Source records:
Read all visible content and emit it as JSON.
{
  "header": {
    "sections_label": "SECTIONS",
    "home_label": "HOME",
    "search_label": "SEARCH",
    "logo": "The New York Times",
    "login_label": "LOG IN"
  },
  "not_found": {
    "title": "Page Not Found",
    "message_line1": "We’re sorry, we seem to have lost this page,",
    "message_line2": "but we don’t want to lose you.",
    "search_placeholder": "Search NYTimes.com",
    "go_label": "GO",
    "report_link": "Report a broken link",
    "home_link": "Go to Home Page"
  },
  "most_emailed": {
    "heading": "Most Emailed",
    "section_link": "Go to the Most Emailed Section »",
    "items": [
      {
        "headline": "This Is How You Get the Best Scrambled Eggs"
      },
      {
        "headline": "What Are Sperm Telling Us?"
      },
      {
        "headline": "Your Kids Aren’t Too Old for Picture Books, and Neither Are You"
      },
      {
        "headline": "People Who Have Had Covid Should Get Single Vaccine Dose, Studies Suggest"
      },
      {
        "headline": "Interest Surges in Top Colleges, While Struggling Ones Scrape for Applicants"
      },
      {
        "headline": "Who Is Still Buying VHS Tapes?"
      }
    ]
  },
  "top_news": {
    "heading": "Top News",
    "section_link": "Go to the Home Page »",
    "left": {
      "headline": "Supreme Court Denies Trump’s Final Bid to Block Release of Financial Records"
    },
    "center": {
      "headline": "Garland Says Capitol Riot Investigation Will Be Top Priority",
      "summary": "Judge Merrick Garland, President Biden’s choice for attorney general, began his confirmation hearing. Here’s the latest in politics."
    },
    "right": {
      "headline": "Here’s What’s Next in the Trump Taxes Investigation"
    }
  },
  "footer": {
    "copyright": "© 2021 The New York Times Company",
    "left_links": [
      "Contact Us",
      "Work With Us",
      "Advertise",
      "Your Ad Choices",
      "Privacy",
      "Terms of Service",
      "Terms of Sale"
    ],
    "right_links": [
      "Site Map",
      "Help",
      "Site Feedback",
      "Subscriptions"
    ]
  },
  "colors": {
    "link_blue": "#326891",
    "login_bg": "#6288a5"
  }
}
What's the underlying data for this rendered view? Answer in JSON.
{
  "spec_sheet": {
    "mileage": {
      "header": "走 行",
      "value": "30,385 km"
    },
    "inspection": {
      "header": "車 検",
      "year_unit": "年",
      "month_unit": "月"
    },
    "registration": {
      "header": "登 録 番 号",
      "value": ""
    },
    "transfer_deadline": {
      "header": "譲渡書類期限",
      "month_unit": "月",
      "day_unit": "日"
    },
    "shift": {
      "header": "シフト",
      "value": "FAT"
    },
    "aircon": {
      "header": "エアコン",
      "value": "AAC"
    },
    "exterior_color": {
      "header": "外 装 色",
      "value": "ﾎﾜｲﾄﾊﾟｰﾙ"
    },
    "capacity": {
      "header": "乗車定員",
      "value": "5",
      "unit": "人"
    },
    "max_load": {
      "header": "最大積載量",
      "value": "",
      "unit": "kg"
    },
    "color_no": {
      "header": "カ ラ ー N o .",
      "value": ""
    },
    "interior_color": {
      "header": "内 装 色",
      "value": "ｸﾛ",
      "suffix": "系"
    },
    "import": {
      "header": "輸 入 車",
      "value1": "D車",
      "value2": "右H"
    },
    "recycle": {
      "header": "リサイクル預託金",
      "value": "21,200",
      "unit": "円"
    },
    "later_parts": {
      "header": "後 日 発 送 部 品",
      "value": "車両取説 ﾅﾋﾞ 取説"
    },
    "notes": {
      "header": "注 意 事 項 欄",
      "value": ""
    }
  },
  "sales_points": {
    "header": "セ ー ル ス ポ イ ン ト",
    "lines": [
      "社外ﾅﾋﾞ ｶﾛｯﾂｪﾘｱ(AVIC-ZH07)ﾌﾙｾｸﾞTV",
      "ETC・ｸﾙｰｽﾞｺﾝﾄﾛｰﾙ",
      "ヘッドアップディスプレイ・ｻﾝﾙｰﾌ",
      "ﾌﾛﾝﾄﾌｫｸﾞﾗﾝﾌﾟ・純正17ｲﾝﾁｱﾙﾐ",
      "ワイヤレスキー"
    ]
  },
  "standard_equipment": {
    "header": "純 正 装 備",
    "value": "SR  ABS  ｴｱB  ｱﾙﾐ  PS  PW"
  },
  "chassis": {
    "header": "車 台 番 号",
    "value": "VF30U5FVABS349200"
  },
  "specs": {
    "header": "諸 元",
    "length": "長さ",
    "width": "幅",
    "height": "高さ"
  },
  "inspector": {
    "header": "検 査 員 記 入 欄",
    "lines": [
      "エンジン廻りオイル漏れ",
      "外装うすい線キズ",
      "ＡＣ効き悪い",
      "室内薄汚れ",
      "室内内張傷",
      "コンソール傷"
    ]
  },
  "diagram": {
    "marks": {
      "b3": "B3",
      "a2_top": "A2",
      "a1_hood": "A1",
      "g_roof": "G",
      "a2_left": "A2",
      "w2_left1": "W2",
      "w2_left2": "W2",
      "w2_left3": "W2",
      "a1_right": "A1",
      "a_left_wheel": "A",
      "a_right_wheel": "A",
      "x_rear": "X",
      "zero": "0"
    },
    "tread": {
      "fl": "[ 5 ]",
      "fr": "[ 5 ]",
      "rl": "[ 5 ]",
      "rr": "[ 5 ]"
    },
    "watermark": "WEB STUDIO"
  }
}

__WHAT IS ASKED__: Find the lines that include the string "Your", then copy each of them.

__REPLY TO THE EXERCISE__:
        "headline": "Your Kids Aren’t Too Old for Picture Books, and Neither Are You"
      "Your Ad Choices",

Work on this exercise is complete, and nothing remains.